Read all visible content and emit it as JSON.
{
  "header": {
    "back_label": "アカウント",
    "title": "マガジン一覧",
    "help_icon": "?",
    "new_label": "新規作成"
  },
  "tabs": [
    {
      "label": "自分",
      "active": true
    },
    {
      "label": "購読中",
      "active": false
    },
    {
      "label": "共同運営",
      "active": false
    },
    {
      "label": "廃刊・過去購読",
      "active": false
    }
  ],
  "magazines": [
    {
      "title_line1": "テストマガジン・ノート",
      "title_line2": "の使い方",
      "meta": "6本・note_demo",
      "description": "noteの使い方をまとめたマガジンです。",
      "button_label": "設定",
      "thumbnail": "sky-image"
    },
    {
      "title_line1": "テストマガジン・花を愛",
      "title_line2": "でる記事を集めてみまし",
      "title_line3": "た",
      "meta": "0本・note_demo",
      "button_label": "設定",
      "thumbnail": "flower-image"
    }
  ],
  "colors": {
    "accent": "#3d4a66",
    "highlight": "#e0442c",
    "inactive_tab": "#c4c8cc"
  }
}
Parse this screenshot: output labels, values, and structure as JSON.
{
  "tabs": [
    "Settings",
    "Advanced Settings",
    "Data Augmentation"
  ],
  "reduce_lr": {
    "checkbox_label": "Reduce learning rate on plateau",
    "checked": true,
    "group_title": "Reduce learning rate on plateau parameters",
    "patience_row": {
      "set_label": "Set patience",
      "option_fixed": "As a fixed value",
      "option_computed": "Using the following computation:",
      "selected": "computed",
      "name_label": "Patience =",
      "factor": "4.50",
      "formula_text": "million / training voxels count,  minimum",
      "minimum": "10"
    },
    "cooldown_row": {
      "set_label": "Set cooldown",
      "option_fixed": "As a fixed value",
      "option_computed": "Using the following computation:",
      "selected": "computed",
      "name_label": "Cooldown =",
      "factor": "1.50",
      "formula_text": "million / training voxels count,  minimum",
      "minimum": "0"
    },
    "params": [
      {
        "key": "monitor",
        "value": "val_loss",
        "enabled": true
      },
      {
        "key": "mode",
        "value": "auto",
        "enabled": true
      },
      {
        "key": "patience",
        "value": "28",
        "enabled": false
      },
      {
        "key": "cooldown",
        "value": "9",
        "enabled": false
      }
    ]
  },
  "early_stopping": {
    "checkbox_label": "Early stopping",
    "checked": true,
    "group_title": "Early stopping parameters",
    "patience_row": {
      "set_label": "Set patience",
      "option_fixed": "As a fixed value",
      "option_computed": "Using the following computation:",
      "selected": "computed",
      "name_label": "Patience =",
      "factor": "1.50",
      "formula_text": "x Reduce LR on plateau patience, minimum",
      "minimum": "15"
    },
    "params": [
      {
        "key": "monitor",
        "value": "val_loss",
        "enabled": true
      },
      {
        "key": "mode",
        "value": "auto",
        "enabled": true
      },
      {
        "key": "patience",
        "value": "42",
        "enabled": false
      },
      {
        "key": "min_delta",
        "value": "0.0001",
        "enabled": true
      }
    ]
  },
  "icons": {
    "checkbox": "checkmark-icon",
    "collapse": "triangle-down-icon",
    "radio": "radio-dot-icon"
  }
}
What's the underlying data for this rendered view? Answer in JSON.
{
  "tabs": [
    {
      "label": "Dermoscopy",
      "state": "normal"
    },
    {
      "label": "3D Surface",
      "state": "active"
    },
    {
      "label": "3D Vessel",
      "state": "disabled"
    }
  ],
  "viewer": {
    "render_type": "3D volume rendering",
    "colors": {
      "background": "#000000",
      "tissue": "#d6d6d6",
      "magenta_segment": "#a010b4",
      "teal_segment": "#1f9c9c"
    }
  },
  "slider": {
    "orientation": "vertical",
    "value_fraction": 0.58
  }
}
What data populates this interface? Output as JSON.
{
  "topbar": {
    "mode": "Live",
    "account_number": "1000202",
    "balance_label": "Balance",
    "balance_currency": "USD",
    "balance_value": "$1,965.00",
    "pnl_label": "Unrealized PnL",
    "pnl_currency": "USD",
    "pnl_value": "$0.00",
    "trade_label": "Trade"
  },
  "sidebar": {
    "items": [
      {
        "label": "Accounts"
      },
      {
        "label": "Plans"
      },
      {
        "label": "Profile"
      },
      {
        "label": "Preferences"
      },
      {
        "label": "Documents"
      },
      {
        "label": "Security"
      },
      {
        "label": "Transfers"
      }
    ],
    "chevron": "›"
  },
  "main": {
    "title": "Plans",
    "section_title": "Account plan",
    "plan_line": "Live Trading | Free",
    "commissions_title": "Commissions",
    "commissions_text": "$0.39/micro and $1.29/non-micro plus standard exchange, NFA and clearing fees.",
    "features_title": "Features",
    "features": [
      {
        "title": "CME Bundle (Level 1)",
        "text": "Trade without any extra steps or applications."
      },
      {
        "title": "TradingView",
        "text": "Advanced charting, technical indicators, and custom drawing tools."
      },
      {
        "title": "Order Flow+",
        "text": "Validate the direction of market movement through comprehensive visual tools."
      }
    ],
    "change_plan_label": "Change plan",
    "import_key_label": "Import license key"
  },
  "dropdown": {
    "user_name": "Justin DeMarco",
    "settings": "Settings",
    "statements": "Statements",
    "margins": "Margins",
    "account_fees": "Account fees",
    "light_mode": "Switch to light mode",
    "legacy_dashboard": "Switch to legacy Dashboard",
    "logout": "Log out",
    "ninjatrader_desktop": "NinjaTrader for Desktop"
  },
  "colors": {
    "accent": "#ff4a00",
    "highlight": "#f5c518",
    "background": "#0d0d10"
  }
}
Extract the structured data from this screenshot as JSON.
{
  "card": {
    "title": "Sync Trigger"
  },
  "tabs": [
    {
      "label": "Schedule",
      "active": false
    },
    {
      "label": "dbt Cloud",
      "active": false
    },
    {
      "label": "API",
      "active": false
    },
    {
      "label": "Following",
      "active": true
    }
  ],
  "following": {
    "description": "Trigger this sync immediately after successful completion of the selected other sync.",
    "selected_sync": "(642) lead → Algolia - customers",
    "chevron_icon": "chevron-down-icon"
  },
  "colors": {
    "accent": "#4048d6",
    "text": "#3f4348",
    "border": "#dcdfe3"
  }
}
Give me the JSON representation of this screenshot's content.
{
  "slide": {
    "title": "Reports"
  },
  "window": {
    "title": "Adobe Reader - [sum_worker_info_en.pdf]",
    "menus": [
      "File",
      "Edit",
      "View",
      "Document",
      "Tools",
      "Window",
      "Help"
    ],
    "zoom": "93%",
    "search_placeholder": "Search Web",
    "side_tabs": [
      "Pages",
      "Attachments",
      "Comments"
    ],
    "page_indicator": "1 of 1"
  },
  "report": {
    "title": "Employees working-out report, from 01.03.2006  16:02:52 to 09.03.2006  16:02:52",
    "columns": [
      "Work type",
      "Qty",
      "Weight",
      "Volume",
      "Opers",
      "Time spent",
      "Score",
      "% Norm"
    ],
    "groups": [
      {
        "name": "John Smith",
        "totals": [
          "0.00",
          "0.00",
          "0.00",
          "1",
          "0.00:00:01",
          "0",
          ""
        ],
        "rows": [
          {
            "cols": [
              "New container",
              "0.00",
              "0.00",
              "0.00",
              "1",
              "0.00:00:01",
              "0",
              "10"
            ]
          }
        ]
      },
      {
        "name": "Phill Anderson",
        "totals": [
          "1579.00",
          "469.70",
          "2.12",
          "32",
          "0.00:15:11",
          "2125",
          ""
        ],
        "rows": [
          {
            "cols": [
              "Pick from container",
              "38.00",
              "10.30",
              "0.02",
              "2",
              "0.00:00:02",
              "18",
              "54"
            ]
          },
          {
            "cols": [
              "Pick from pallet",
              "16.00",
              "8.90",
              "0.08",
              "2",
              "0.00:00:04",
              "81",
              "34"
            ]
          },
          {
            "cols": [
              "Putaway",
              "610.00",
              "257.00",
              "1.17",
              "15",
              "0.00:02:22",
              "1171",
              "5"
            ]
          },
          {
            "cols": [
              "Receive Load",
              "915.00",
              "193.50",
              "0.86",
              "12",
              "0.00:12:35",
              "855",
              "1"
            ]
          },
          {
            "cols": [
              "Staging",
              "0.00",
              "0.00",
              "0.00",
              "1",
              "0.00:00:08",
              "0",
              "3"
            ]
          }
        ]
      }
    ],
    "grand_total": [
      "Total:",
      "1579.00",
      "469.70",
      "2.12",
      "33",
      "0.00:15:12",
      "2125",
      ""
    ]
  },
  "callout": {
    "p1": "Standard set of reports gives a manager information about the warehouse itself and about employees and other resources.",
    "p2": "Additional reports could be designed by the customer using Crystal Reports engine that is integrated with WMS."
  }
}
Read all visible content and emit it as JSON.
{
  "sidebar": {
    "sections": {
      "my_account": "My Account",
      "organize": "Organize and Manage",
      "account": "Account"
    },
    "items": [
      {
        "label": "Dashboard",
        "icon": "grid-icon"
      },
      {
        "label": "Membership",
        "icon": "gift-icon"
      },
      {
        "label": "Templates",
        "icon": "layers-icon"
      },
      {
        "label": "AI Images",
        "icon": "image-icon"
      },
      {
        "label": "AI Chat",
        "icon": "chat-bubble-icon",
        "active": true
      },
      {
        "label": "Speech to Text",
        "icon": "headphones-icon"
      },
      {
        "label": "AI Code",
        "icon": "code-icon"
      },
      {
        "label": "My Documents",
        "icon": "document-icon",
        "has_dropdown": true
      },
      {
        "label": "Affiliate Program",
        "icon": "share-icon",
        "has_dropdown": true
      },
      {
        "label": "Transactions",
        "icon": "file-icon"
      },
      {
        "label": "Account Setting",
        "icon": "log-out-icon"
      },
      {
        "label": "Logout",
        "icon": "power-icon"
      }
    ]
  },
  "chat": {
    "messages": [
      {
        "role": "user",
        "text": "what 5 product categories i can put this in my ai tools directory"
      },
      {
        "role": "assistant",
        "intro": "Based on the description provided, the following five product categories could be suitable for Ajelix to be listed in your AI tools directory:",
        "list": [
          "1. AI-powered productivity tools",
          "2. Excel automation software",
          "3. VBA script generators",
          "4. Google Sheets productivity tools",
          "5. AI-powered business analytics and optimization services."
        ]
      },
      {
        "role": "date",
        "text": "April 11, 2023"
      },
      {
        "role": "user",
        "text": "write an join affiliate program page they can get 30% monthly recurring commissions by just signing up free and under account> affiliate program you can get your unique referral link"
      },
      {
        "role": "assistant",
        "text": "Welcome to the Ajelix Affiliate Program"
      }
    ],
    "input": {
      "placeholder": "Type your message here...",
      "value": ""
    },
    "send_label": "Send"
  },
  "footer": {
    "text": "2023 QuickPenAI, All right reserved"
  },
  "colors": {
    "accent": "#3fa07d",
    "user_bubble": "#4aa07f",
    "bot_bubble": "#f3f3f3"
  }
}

*Problem*. Look through the data above. Find each line with the string "Live" and copy it.

*Answer to the exercise*.
    "mode": "Live",
    "plan_line": "Live Trading | Free",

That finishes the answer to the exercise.